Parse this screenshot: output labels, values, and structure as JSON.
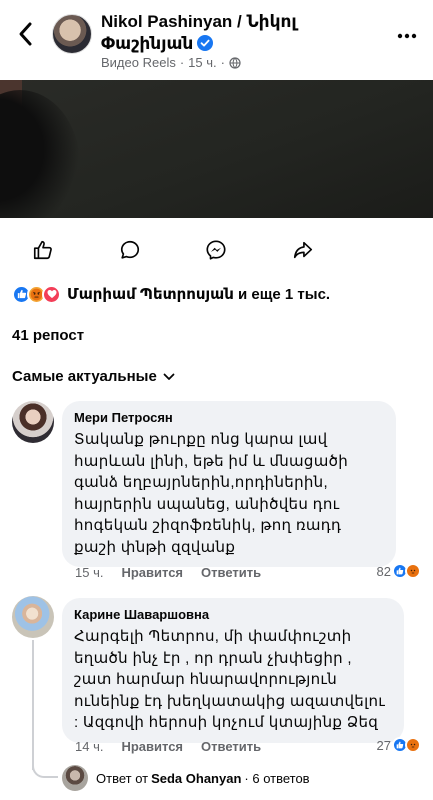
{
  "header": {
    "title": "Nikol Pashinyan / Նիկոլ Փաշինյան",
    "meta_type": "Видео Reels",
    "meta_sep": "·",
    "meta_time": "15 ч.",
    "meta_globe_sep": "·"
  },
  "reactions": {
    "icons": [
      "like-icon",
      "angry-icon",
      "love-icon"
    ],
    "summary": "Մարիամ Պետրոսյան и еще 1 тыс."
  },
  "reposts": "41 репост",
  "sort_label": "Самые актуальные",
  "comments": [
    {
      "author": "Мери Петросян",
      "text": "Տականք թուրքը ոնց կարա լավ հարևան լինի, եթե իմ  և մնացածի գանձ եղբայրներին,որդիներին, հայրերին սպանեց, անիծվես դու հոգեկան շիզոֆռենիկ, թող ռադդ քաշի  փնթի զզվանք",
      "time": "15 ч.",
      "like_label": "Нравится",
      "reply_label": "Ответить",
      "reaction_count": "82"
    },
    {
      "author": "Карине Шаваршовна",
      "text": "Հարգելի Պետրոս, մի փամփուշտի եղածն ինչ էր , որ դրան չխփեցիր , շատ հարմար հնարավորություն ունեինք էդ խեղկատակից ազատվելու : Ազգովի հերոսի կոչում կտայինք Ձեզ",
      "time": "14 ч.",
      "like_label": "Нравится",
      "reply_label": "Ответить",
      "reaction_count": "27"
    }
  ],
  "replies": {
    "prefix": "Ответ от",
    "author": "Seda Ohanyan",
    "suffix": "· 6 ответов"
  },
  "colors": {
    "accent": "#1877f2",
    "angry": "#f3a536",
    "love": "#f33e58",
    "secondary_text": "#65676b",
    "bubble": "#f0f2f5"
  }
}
#####
__What is asked__: Leave the pictures out and output the rest of the listing exactly.

__Solution to this problem__:
Parse this screenshot: output labels, values, and structure as JSON.
{
  "header": {
    "title": "Nikol Pashinyan / Նիկոլ Փաշինյան",
    "meta_type": "Видео Reels",
    "meta_sep": "·",
    "meta_time": "15 ч.",
    "meta_globe_sep": "·"
  },
  "reactions": {
    "icons": [
      "like-icon",
      "angry-icon",
      "love-icon"
    ],
    "summary": "Մարիամ Պետրոսյան и еще 1 тыс."
  },
  "reposts": "41 репост",
  "sort_label": "Самые актуальные",
  "comments": [
    {
      "author": "Мери Петросян",
      "text": "Տականք թուրքը ոնց կարա լավ հարևան լինի, եթե իմ  և մնացածի գանձ եղբայրներին,որդիներին, հայրերին սպանեց, անիծվես դու հոգեկան շիզոֆռենիկ, թող ռադդ քաշի  փնթի զզվանք",
      "time": "15 ч.",
      "like_label": "Нравится",
      "reply_label": "Ответить",
      "reaction_count": "82"
    },
    {
      "author": "Карине Шаваршовна",
      "text": "Հարգելի Պետրոս, մի փամփուշտի եղածն ինչ էր , որ դրան չխփեցիր , շատ հարմար հնարավորություն ունեինք էդ խեղկատակից ազատվելու : Ազգովի հերոսի կոչում կտայինք Ձեզ",
      "time": "14 ч.",
      "like_label": "Нравится",
      "reply_label": "Ответить",
      "reaction_count": "27"
    }
  ],
  "replies": {
    "prefix": "Ответ от",
    "author": "Seda Ohanyan",
    "suffix": "· 6 ответов"
  },
  "colors": {
    "accent": "#1877f2",
    "angry": "#f3a536",
    "love": "#f33e58",
    "secondary_text": "#65676b",
    "bubble": "#f0f2f5"
  }
}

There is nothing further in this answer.